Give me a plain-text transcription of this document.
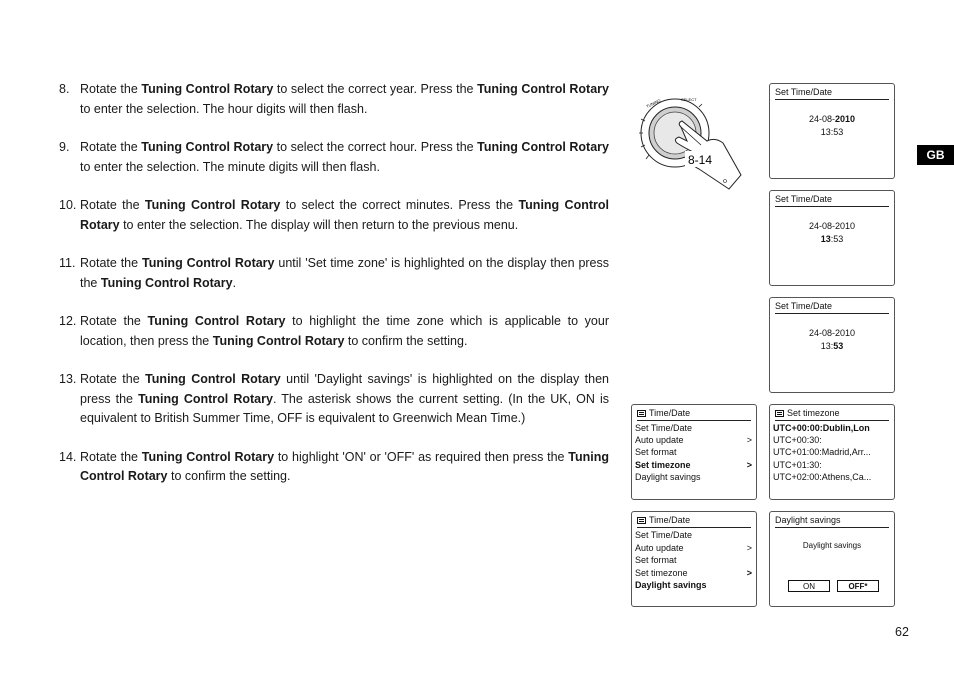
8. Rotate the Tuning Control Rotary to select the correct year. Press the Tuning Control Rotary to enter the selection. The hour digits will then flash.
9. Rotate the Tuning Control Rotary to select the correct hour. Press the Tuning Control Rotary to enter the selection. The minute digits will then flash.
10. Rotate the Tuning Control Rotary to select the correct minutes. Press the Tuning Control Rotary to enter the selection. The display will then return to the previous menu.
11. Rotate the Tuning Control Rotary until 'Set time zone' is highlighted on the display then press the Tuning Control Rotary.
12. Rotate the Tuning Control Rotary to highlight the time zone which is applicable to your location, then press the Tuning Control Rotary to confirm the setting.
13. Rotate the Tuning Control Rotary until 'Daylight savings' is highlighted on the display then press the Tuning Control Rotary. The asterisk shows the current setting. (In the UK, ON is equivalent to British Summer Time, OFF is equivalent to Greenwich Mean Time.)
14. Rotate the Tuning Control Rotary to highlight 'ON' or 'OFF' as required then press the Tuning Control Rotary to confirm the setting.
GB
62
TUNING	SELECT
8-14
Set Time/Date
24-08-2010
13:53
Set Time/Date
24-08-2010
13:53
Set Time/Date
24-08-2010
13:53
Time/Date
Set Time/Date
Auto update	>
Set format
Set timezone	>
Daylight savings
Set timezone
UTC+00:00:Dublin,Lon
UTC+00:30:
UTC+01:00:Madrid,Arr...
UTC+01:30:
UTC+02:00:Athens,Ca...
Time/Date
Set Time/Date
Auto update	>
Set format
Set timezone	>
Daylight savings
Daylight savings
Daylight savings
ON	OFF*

---

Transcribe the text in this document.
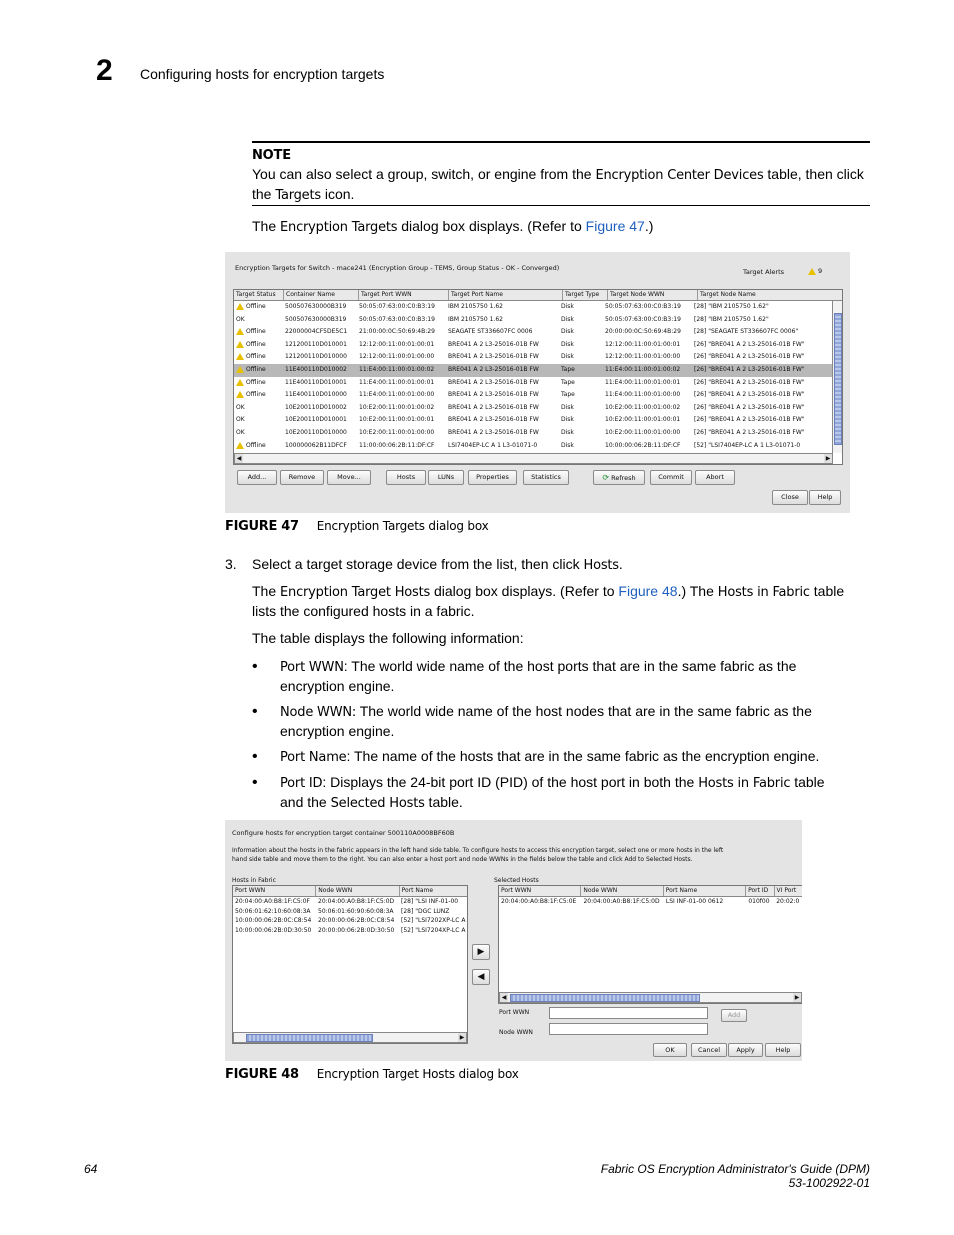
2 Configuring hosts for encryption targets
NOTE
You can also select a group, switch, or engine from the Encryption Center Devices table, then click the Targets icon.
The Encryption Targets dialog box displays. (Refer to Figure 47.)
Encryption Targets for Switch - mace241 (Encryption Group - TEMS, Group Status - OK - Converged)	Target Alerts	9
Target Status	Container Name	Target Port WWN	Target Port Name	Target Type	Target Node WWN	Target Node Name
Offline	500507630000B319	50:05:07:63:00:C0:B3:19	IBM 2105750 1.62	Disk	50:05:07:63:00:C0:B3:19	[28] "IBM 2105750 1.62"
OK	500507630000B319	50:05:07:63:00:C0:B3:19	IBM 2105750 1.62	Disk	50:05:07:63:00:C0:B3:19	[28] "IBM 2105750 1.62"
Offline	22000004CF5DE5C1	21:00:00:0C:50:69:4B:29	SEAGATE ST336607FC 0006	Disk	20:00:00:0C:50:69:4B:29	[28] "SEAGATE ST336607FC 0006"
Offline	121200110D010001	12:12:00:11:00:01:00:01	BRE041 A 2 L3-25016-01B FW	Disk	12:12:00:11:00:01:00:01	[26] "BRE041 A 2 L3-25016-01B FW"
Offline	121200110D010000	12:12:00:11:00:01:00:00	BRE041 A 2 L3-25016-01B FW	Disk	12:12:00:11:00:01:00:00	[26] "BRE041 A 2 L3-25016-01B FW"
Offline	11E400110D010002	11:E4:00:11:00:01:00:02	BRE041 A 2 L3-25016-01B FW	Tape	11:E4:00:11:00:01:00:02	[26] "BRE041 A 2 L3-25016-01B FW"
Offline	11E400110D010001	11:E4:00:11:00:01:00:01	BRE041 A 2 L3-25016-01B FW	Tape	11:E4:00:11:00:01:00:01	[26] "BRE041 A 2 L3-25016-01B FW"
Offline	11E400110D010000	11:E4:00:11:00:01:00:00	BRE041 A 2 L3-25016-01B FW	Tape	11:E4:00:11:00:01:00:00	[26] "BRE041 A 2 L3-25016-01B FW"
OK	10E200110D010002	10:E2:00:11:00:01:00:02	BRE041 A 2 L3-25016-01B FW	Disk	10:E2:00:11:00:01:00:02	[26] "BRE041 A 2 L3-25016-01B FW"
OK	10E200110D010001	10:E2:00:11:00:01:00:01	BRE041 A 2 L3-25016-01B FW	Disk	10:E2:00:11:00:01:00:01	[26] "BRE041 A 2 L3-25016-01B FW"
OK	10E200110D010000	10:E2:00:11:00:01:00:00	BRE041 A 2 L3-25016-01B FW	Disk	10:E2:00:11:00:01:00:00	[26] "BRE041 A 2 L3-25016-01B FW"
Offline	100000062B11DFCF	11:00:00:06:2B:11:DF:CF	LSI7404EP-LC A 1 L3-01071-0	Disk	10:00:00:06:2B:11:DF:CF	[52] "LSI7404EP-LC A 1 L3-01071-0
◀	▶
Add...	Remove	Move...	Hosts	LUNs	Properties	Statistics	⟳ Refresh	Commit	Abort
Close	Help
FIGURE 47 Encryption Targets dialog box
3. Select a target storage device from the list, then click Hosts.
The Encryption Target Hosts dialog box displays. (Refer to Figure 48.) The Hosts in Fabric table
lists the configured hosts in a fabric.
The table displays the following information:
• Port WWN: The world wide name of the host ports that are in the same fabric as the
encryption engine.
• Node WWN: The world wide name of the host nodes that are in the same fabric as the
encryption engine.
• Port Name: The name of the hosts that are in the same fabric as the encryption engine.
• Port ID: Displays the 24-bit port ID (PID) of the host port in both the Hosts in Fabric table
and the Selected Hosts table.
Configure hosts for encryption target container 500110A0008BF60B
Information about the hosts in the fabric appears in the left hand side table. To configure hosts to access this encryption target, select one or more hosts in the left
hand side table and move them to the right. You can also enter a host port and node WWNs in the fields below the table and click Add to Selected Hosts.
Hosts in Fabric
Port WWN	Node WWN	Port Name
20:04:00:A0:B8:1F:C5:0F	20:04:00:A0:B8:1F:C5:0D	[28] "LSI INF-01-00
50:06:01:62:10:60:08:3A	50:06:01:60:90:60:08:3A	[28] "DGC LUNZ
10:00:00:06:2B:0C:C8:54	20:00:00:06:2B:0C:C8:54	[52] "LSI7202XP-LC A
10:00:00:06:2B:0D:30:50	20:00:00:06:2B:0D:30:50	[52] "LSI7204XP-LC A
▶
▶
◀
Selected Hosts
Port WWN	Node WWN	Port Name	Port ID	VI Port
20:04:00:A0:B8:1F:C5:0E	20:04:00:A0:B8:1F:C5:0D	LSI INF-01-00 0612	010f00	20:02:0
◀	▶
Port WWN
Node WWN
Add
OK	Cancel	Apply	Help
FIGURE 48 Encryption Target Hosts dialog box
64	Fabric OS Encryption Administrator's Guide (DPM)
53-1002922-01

» Problem to solve
Pick out every line above that contains the word "hour" and copy it.

» Result
8. Rotate the Tuning Control Rotary to select the correct year. Press the Tuning Control Rotary to enter the selection. The hour digits will then flash.
9. Rotate the Tuning Control Rotary to select the correct hour. Press the Tuning Control Rotary to enter the selection. The minute digits will then flash.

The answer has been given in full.